WORK REQUIRED: Each line of the data that includes the string "Groot" is to be copied out.

RECORD LIST:
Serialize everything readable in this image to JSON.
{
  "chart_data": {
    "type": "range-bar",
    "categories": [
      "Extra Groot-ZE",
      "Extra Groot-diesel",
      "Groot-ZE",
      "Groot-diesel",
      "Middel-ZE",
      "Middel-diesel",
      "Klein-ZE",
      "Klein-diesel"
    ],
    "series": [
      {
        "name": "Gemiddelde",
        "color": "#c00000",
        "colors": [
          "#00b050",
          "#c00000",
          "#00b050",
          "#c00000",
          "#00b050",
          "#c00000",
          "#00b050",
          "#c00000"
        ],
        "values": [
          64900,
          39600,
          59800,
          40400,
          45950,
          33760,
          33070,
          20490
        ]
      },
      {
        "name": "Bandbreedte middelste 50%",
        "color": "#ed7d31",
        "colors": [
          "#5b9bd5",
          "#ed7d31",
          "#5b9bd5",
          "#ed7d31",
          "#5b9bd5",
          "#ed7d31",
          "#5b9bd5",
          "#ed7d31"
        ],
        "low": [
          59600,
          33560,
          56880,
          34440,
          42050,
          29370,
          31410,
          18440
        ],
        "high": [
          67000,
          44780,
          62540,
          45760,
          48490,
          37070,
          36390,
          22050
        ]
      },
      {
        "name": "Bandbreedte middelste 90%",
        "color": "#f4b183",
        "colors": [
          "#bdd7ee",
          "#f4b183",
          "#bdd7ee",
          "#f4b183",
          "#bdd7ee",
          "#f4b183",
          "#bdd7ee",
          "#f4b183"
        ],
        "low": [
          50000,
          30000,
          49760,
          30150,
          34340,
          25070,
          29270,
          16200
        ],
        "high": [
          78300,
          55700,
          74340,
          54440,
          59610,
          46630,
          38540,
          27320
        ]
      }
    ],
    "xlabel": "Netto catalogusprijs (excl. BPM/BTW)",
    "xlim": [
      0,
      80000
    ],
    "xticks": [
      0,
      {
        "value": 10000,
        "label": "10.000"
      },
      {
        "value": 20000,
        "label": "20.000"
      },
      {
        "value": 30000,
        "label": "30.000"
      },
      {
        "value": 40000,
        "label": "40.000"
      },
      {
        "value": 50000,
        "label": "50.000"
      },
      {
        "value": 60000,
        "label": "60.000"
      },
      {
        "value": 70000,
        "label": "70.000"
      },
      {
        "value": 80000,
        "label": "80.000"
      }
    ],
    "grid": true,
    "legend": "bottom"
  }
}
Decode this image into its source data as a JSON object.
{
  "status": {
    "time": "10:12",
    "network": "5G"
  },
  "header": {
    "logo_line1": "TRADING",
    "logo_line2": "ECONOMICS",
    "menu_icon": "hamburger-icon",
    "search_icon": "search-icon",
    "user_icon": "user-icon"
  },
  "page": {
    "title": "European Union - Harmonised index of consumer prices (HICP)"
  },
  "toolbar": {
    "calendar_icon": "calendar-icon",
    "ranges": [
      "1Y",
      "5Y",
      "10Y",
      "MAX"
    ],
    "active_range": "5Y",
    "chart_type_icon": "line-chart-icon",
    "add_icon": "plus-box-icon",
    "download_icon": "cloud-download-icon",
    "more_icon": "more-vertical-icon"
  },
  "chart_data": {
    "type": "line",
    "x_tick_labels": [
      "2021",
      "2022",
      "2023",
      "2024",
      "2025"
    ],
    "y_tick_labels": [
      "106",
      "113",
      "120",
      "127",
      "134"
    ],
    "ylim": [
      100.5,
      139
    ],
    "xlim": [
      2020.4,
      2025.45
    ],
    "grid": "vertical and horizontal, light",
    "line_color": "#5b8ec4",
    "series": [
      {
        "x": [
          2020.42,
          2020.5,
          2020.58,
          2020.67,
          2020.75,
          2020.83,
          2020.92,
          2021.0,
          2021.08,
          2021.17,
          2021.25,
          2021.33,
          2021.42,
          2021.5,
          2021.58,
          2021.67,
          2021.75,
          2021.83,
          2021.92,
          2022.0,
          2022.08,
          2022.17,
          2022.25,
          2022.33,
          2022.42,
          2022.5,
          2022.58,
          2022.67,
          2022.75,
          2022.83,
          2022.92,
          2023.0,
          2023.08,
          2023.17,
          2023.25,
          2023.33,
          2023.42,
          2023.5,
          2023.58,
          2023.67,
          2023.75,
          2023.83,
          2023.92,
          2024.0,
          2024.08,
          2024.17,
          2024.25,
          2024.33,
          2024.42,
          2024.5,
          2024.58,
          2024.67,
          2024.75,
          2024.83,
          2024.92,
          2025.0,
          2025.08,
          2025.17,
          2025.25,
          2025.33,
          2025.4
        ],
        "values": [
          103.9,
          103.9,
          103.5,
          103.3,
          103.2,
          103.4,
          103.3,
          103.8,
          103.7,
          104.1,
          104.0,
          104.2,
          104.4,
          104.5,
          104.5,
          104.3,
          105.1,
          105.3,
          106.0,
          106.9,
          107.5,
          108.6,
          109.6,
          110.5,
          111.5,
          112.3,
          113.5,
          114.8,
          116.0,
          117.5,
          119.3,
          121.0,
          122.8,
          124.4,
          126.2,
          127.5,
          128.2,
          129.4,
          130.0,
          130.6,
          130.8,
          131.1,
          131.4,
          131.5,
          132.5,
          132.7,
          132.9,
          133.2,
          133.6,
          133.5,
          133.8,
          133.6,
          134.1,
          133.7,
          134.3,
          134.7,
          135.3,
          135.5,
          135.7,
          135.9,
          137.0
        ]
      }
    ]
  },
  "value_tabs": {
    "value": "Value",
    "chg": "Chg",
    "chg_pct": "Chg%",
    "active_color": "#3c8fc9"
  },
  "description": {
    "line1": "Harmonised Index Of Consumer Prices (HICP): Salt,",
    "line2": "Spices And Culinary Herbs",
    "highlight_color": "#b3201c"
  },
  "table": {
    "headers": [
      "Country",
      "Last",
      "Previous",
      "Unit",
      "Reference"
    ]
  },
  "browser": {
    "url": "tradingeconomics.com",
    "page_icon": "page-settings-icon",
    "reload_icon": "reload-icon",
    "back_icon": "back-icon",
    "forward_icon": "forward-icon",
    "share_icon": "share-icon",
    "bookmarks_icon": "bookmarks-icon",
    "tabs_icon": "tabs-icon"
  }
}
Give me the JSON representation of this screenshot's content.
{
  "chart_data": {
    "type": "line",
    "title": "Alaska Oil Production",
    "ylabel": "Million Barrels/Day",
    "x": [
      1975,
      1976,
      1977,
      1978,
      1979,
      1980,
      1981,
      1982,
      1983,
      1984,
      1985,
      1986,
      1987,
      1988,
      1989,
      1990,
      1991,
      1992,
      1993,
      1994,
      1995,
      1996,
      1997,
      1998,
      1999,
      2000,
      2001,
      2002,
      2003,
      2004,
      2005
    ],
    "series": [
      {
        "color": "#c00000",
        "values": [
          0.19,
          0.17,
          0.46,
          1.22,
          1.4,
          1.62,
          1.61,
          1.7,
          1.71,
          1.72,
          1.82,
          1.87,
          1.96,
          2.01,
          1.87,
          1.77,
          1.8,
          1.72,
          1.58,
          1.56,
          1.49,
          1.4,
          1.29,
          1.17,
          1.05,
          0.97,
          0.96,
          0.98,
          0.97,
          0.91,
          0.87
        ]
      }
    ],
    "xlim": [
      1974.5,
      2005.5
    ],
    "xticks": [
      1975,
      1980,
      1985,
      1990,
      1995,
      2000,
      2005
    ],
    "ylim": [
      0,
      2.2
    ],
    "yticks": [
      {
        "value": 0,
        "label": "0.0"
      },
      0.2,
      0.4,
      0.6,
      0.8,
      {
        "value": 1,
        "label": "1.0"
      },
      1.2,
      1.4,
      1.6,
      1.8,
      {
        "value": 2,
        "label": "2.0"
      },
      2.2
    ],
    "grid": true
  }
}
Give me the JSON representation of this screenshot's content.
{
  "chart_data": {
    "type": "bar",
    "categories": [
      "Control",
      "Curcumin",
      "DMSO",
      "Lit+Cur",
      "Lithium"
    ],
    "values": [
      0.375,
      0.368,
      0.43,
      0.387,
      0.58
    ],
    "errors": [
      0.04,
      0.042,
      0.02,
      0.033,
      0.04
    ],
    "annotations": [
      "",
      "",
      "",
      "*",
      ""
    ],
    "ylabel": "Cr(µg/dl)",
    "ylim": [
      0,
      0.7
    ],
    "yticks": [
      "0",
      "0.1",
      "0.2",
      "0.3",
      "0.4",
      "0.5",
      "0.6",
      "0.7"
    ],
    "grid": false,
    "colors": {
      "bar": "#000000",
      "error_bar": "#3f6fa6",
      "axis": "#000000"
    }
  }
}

ANSWER TO THIS PROBLEM:
      "Extra Groot-ZE",
      "Extra Groot-diesel",
      "Groot-ZE",
      "Groot-diesel",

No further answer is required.